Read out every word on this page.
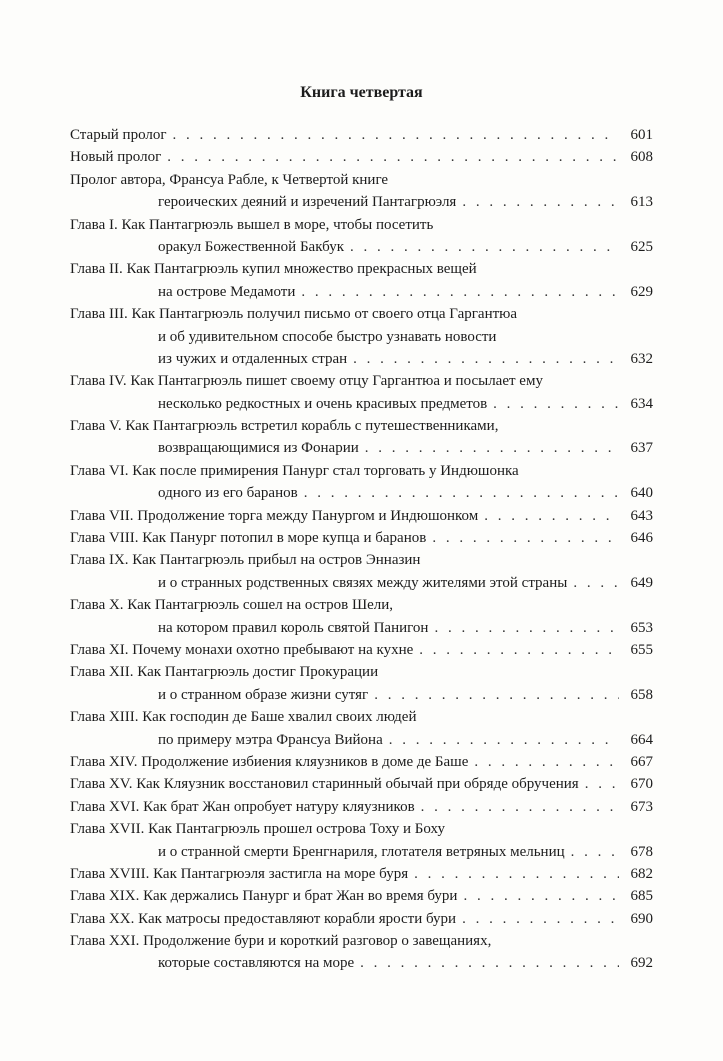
Книга четвертая
Старый пролог . . .	601
Новый пролог . . .	608
Пролог автора, Франсуа Рабле, к Четвертой книге
героических деяний и изречений Пантагрюэля . . .	613
Глава I. Как Пантагрюэль вышел в море, чтобы посетить
оракул Божественной Бакбук . . .	625
Глава II. Как Пантагрюэль купил множество прекрасных вещей
на острове Медамоти . . .	629
Глава III. Как Пантагрюэль получил письмо от своего отца Гаргантюа
и об удивительном способе быстро узнавать новости
из чужих и отдаленных стран . . .	632
Глава IV. Как Пантагрюэль пишет своему отцу Гаргантюа и посылает ему
несколько редкостных и очень красивых предметов . . .	634
Глава V. Как Пантагрюэль встретил корабль с путешественниками,
возвращающимися из Фонарии . . .	637
Глава VI. Как после примирения Панург стал торговать у Индюшонка
одного из его баранов . . .	640
Глава VII. Продолжение торга между Панургом и Индюшонком . . .	643
Глава VIII. Как Панург потопил в море купца и баранов . . .	646
Глава IX. Как Пантагрюэль прибыл на остров Энназин
и о странных родственных связях между жителями этой страны . . .	649
Глава X. Как Пантагрюэль сошел на остров Шели,
на котором правил король святой Панигон . . .	653
Глава XI. Почему монахи охотно пребывают на кухне . . .	655
Глава XII. Как Пантагрюэль достиг Прокурации
и о странном образе жизни сутяг . . .	658
Глава XIII. Как господин де Баше хвалил своих людей
по примеру мэтра Франсуа Вийона . . .	664
Глава XIV. Продолжение избиения кляузников в доме де Баше . . .	667
Глава XV. Как Кляузник восстановил старинный обычай при обряде обручения . . .	670
Глава XVI. Как брат Жан опробует натуру кляузников . . .	673
Глава XVII. Как Пантагрюэль прошел острова Тоху и Боху
и о странной смерти Бренгнариля, глотателя ветряных мельниц . . .	678
Глава XVIII. Как Пантагрюэля застигла на море буря . . .	682
Глава XIX. Как держались Панург и брат Жан во время бури . . .	685
Глава XX. Как матросы предоставляют корабли ярости бури . . .	690
Глава XXI. Продолжение бури и короткий разговор о завещаниях,
которые составляются на море . . .	692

• **Exercise description**
Go through the preceding material and copy each line that has the word "Пантагрюэля".

• **Response to the task**
героических деяний и изречений Пантагрюэля . . .	613
Глава XVIII. Как Пантагрюэля застигла на море буря . . .	682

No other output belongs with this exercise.